>>

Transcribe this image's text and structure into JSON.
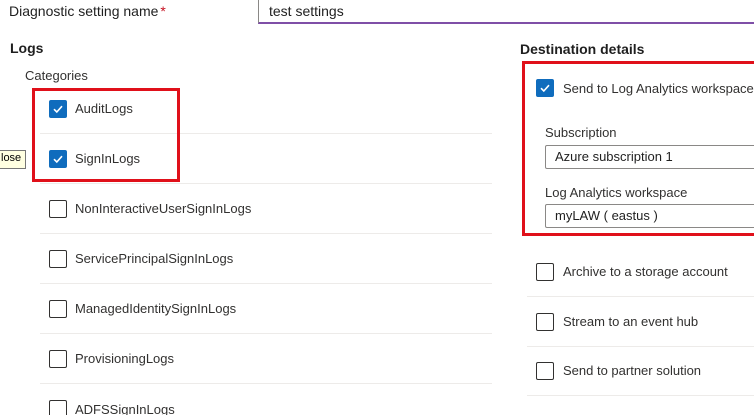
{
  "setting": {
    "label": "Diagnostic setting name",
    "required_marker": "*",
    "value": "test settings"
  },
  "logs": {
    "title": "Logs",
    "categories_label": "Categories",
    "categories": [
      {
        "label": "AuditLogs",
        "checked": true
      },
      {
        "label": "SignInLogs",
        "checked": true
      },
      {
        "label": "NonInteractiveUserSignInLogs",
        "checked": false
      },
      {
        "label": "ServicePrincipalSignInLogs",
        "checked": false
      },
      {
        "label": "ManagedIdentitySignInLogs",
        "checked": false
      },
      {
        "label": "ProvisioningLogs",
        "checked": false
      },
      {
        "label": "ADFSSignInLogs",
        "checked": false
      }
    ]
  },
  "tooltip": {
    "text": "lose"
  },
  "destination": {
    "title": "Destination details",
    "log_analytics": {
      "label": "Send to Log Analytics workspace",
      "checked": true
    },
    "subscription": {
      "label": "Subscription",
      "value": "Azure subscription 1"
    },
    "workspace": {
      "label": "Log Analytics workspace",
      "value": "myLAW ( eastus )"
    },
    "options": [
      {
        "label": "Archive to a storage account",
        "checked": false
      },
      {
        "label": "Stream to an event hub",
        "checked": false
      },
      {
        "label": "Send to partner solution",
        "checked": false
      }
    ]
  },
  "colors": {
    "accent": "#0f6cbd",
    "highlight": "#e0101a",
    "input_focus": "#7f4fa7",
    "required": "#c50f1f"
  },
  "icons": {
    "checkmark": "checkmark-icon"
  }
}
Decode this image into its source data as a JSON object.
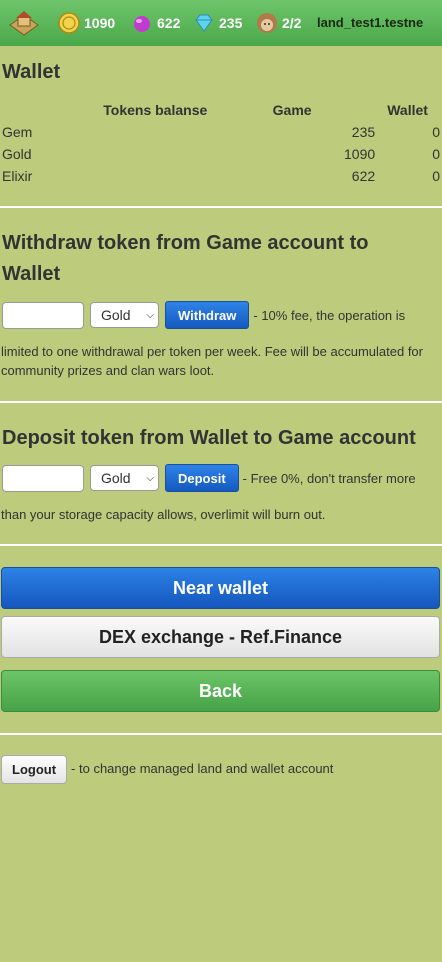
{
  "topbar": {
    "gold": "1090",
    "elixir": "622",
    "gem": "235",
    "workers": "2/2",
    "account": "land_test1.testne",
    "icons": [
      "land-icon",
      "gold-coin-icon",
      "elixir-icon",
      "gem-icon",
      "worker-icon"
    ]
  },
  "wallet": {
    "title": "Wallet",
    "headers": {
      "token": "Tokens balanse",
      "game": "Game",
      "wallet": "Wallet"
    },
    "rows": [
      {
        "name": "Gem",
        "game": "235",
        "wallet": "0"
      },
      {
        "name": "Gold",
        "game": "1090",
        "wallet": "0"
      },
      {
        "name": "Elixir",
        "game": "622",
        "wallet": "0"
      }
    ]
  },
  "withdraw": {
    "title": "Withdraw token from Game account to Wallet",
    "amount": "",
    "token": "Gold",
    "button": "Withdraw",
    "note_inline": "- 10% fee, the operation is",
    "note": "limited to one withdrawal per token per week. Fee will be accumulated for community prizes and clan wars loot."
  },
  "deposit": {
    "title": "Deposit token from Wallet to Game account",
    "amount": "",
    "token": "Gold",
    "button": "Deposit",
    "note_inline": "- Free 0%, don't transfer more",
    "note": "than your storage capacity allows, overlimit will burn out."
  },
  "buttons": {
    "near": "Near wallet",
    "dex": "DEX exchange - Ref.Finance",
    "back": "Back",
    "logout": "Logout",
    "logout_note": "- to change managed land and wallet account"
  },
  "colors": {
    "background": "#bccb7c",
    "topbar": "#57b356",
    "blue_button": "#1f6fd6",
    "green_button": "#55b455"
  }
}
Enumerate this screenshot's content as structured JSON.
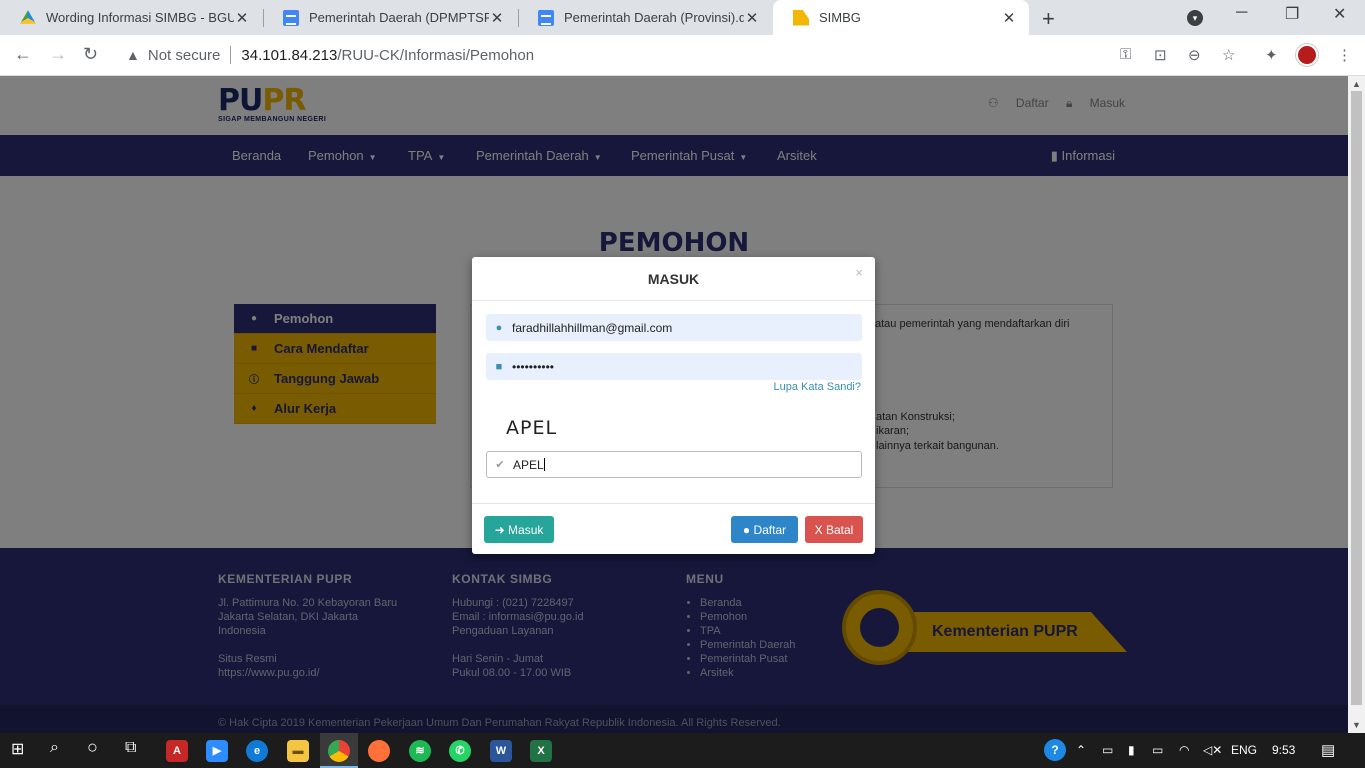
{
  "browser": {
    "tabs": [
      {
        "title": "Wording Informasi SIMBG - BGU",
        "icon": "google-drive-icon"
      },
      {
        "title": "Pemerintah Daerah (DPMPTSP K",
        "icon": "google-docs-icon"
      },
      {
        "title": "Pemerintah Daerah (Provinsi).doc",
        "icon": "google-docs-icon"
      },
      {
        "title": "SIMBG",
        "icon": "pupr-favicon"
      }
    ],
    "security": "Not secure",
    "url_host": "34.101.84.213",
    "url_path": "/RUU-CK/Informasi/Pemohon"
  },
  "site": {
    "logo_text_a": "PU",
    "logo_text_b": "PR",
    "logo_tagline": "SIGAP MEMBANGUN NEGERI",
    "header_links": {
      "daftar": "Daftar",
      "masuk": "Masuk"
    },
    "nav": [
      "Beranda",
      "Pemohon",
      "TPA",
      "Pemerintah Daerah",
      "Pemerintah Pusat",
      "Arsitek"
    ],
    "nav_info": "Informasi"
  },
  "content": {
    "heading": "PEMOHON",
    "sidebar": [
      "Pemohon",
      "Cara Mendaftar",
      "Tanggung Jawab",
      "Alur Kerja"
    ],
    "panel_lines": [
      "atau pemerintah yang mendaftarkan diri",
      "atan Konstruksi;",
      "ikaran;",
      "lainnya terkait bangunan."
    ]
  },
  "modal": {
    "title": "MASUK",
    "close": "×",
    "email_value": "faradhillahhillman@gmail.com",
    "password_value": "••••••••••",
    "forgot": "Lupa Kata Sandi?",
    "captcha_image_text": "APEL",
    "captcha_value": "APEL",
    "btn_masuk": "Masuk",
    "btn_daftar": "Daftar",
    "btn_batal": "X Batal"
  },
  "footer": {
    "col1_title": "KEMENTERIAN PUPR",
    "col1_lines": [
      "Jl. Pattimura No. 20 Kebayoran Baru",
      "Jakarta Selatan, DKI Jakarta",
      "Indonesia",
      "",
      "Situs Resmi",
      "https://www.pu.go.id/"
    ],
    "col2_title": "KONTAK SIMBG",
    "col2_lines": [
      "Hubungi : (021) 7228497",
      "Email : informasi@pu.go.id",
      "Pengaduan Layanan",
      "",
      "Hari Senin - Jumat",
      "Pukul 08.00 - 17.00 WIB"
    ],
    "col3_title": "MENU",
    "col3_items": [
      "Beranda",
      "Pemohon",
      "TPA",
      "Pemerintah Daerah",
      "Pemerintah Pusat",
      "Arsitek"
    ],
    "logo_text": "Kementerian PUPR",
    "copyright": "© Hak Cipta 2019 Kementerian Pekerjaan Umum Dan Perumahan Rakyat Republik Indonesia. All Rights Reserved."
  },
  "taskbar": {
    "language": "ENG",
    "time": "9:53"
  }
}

<<

* _Problem description_:
Print the entries above exactly, taking out only the pictures.

* _Correct result_:
Transcribe this image's text and structure into JSON.
{
  "setting": {
    "label": "Diagnostic setting name",
    "required_marker": "*",
    "value": "test settings"
  },
  "logs": {
    "title": "Logs",
    "categories_label": "Categories",
    "categories": [
      {
        "label": "AuditLogs",
        "checked": true
      },
      {
        "label": "SignInLogs",
        "checked": true
      },
      {
        "label": "NonInteractiveUserSignInLogs",
        "checked": false
      },
      {
        "label": "ServicePrincipalSignInLogs",
        "checked": false
      },
      {
        "label": "ManagedIdentitySignInLogs",
        "checked": false
      },
      {
        "label": "ProvisioningLogs",
        "checked": false
      },
      {
        "label": "ADFSSignInLogs",
        "checked": false
      }
    ]
  },
  "tooltip": {
    "text": "lose"
  },
  "destination": {
    "title": "Destination details",
    "log_analytics": {
      "label": "Send to Log Analytics workspace",
      "checked": true
    },
    "subscription": {
      "label": "Subscription",
      "value": "Azure subscription 1"
    },
    "workspace": {
      "label": "Log Analytics workspace",
      "value": "myLAW ( eastus )"
    },
    "options": [
      {
        "label": "Archive to a storage account",
        "checked": false
      },
      {
        "label": "Stream to an event hub",
        "checked": false
      },
      {
        "label": "Send to partner solution",
        "checked": false
      }
    ]
  },
  "colors": {
    "accent": "#0f6cbd",
    "highlight": "#e0101a",
    "input_focus": "#7f4fa7",
    "required": "#c50f1f"
  },
  "icons": {
    "checkmark": "checkmark-icon"
  }
}
Decode this image into its source data as a JSON object.
{
  "topbar": {
    "gold": "1090",
    "elixir": "622",
    "gem": "235",
    "workers": "2/2",
    "account": "land_test1.testne",
    "icons": [
      "land-icon",
      "gold-coin-icon",
      "elixir-icon",
      "gem-icon",
      "worker-icon"
    ]
  },
  "wallet": {
    "title": "Wallet",
    "headers": {
      "token": "Tokens balanse",
      "game": "Game",
      "wallet": "Wallet"
    },
    "rows": [
      {
        "name": "Gem",
        "game": "235",
        "wallet": "0"
      },
      {
        "name": "Gold",
        "game": "1090",
        "wallet": "0"
      },
      {
        "name": "Elixir",
        "game": "622",
        "wallet": "0"
      }
    ]
  },
  "withdraw": {
    "title": "Withdraw token from Game account to Wallet",
    "amount": "",
    "token": "Gold",
    "button": "Withdraw",
    "note_inline": "- 10% fee, the operation is",
    "note": "limited to one withdrawal per token per week. Fee will be accumulated for community prizes and clan wars loot."
  },
  "deposit": {
    "title": "Deposit token from Wallet to Game account",
    "amount": "",
    "token": "Gold",
    "button": "Deposit",
    "note_inline": "- Free 0%, don't transfer more",
    "note": "than your storage capacity allows, overlimit will burn out."
  },
  "buttons": {
    "near": "Near wallet",
    "dex": "DEX exchange - Ref.Finance",
    "back": "Back",
    "logout": "Logout",
    "logout_note": "- to change managed land and wallet account"
  },
  "colors": {
    "background": "#bccb7c",
    "topbar": "#57b356",
    "blue_button": "#1f6fd6",
    "green_button": "#55b455"
  }
}
Enumerate this screenshot's content as structured JSON.
{
  "browser": {
    "tabs": [
      {
        "title": "Wording Informasi SIMBG - BGU",
        "icon": "google-drive-icon"
      },
      {
        "title": "Pemerintah Daerah (DPMPTSP K",
        "icon": "google-docs-icon"
      },
      {
        "title": "Pemerintah Daerah (Provinsi).doc",
        "icon": "google-docs-icon"
      },
      {
        "title": "SIMBG",
        "icon": "pupr-favicon"
      }
    ],
    "security": "Not secure",
    "url_host": "34.101.84.213",
    "url_path": "/RUU-CK/Informasi/Pemohon"
  },
  "site": {
    "logo_text_a": "PU",
    "logo_text_b": "PR",
    "logo_tagline": "SIGAP MEMBANGUN NEGERI",
    "header_links": {
      "daftar": "Daftar",
      "masuk": "Masuk"
    },
    "nav": [
      "Beranda",
      "Pemohon",
      "TPA",
      "Pemerintah Daerah",
      "Pemerintah Pusat",
      "Arsitek"
    ],
    "nav_info": "Informasi"
  },
  "content": {
    "heading": "PEMOHON",
    "sidebar": [
      "Pemohon",
      "Cara Mendaftar",
      "Tanggung Jawab",
      "Alur Kerja"
    ],
    "panel_lines": [
      "atau pemerintah yang mendaftarkan diri",
      "atan Konstruksi;",
      "ikaran;",
      "lainnya terkait bangunan."
    ]
  },
  "modal": {
    "title": "MASUK",
    "close": "×",
    "email_value": "faradhillahhillman@gmail.com",
    "password_value": "••••••••••",
    "forgot": "Lupa Kata Sandi?",
    "captcha_image_text": "APEL",
    "captcha_value": "APEL",
    "btn_masuk": "Masuk",
    "btn_daftar": "Daftar",
    "btn_batal": "X Batal"
  },
  "footer": {
    "col1_title": "KEMENTERIAN PUPR",
    "col1_lines": [
      "Jl. Pattimura No. 20 Kebayoran Baru",
      "Jakarta Selatan, DKI Jakarta",
      "Indonesia",
      "",
      "Situs Resmi",
      "https://www.pu.go.id/"
    ],
    "col2_title": "KONTAK SIMBG",
    "col2_lines": [
      "Hubungi : (021) 7228497",
      "Email : informasi@pu.go.id",
      "Pengaduan Layanan",
      "",
      "Hari Senin - Jumat",
      "Pukul 08.00 - 17.00 WIB"
    ],
    "col3_title": "MENU",
    "col3_items": [
      "Beranda",
      "Pemohon",
      "TPA",
      "Pemerintah Daerah",
      "Pemerintah Pusat",
      "Arsitek"
    ],
    "logo_text": "Kementerian PUPR",
    "copyright": "© Hak Cipta 2019 Kementerian Pekerjaan Umum Dan Perumahan Rakyat Republik Indonesia. All Rights Reserved."
  },
  "taskbar": {
    "language": "ENG",
    "time": "9:53"
  }
}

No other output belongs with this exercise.